[Stored entries]
····················
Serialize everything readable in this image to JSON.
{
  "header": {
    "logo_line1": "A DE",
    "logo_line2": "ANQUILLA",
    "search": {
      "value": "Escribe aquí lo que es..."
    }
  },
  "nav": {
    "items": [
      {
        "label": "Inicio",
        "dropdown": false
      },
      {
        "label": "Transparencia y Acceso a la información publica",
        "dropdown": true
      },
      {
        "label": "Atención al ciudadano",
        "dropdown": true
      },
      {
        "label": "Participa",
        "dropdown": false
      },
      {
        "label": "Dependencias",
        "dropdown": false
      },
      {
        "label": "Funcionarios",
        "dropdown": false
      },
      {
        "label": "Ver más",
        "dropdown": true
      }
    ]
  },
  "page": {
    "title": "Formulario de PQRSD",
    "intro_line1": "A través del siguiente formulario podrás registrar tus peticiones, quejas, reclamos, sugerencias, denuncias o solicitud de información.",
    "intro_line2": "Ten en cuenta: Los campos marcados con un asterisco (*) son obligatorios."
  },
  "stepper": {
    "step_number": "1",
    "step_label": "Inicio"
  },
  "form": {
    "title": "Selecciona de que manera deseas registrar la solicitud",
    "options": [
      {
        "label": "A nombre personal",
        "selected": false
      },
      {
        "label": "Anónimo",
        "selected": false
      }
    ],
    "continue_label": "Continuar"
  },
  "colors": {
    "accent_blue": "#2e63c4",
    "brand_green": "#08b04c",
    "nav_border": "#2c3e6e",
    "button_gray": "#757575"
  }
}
····················
Write out the full listing, keeping every line exactly as it is.

Serialize everything readable in this image to JSON.
{
  "header": {
    "logo_line1": "A DE",
    "logo_line2": "ANQUILLA",
    "search": {
      "value": "Escribe aquí lo que es..."
    }
  },
  "nav": {
    "items": [
      {
        "label": "Inicio",
        "dropdown": false
      },
      {
        "label": "Transparencia y Acceso a la información publica",
        "dropdown": true
      },
      {
        "label": "Atención al ciudadano",
        "dropdown": true
      },
      {
        "label": "Participa",
        "dropdown": false
      },
      {
        "label": "Dependencias",
        "dropdown": false
      },
      {
        "label": "Funcionarios",
        "dropdown": false
      },
      {
        "label": "Ver más",
        "dropdown": true
      }
    ]
  },
  "page": {
    "title": "Formulario de PQRSD",
    "intro_line1": "A través del siguiente formulario podrás registrar tus peticiones, quejas, reclamos, sugerencias, denuncias o solicitud de información.",
    "intro_line2": "Ten en cuenta: Los campos marcados con un asterisco (*) son obligatorios."
  },
  "stepper": {
    "step_number": "1",
    "step_label": "Inicio"
  },
  "form": {
    "title": "Selecciona de que manera deseas registrar la solicitud",
    "options": [
      {
        "label": "A nombre personal",
        "selected": false
      },
      {
        "label": "Anónimo",
        "selected": false
      }
    ],
    "continue_label": "Continuar"
  },
  "colors": {
    "accent_blue": "#2e63c4",
    "brand_green": "#08b04c",
    "nav_border": "#2c3e6e",
    "button_gray": "#757575"
  }
}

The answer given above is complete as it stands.